**Written instruction**
Return a copy of every line in the records that includes the word "عمران".

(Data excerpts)
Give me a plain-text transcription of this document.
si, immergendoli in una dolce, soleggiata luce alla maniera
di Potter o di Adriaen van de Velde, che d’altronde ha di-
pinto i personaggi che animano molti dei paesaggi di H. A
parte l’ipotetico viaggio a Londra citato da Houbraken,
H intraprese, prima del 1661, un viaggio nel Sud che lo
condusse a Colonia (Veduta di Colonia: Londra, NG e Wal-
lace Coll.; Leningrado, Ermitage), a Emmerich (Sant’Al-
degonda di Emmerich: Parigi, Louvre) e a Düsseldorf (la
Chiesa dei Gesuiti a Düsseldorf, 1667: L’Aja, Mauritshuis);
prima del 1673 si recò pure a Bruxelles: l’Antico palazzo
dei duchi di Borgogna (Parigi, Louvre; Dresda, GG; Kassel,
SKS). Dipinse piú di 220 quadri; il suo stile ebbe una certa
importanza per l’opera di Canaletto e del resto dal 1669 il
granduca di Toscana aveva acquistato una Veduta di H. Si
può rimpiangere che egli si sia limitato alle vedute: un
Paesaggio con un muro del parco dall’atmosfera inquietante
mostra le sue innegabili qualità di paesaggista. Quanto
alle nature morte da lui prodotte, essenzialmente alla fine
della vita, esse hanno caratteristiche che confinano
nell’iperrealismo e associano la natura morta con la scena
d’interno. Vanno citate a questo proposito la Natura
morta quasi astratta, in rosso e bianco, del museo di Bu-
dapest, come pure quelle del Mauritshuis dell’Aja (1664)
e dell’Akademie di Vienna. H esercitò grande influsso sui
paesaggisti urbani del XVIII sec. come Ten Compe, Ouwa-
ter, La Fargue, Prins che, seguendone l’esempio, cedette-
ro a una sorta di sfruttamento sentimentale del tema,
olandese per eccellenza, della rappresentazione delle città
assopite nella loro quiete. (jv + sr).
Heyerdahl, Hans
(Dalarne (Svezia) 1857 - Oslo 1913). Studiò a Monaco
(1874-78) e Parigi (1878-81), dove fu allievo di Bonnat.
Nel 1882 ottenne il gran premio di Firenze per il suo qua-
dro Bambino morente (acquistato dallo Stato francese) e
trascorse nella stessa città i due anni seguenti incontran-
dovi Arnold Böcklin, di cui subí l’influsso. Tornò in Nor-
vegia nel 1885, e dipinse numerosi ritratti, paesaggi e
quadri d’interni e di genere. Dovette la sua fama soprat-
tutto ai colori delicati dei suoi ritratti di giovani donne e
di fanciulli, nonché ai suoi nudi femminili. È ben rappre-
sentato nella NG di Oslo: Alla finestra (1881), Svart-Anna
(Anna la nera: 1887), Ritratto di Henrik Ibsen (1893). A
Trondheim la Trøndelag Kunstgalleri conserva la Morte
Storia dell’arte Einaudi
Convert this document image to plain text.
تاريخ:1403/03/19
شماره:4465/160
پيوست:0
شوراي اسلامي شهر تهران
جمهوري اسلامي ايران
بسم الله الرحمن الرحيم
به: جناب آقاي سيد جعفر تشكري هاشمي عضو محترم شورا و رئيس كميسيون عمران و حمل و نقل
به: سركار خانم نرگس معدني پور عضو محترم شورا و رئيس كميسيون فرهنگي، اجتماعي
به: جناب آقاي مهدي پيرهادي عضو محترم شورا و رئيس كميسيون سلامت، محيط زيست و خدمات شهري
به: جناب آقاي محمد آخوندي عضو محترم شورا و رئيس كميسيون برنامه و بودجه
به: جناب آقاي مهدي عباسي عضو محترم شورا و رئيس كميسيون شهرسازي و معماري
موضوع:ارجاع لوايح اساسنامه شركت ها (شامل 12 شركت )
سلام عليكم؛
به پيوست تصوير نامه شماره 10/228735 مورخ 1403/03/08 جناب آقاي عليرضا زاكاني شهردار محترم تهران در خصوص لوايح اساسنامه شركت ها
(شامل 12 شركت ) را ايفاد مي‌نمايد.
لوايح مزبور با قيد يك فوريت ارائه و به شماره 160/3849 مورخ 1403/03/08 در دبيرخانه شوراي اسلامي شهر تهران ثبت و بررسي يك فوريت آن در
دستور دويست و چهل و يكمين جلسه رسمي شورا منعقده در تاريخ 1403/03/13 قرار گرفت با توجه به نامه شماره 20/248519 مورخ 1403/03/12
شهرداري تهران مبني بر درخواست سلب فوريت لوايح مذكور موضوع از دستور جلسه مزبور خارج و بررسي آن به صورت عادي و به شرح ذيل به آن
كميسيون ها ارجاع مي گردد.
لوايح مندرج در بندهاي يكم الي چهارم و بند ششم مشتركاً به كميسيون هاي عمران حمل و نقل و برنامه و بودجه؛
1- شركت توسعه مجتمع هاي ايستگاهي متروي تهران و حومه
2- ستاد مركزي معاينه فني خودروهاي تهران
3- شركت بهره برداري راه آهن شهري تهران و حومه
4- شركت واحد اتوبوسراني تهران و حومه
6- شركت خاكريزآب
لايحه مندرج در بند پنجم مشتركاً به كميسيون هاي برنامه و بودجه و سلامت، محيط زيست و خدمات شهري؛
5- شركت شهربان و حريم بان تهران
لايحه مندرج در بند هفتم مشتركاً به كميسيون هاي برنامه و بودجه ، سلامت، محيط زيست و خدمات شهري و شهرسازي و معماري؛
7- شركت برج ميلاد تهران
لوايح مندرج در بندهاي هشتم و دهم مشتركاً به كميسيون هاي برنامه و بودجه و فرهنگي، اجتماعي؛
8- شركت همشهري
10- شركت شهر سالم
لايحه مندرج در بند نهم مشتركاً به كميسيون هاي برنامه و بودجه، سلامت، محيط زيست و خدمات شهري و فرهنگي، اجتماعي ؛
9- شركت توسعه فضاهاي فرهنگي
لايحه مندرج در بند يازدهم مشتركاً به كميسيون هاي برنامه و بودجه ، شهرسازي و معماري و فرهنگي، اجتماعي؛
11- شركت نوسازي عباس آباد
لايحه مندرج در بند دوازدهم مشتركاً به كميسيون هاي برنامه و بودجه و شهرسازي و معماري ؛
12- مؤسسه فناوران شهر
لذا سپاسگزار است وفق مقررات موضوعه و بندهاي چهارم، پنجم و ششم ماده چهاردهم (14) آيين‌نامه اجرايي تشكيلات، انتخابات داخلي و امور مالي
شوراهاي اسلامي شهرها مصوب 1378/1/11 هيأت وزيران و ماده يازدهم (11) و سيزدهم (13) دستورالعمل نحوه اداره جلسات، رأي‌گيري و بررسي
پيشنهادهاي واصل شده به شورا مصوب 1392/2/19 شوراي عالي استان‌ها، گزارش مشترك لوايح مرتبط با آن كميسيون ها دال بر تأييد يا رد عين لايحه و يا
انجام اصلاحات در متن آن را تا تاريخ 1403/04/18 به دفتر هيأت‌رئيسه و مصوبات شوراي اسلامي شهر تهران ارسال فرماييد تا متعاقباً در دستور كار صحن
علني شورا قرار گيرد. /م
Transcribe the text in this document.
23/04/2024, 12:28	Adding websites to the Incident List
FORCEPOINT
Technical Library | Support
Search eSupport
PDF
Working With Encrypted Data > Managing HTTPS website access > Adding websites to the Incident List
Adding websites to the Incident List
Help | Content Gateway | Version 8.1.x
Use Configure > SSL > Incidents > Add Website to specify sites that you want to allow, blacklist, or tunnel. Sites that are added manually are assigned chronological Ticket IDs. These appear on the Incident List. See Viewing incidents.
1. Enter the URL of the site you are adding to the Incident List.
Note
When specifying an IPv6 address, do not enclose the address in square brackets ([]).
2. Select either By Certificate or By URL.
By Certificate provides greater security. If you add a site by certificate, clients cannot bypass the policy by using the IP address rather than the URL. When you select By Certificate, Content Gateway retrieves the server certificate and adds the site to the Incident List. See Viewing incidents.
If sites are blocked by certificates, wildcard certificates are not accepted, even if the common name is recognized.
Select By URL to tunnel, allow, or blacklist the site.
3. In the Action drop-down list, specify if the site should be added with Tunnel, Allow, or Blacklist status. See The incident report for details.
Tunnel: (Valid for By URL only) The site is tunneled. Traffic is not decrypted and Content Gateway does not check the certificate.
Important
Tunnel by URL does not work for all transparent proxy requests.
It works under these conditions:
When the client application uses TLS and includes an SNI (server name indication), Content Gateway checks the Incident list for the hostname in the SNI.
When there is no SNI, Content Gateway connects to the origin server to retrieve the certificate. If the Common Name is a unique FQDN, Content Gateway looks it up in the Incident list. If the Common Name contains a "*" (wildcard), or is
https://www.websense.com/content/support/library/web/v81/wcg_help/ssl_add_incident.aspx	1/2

**Expected answer**
به: جناب آقاي سيد جعفر تشكري هاشمي عضو محترم شورا و رئيس كميسيون عمران و حمل و نقل
لوايح مندرج در بندهاي يكم الي چهارم و بند ششم مشتركاً به كميسيون هاي عمران حمل و نقل و برنامه و بودجه؛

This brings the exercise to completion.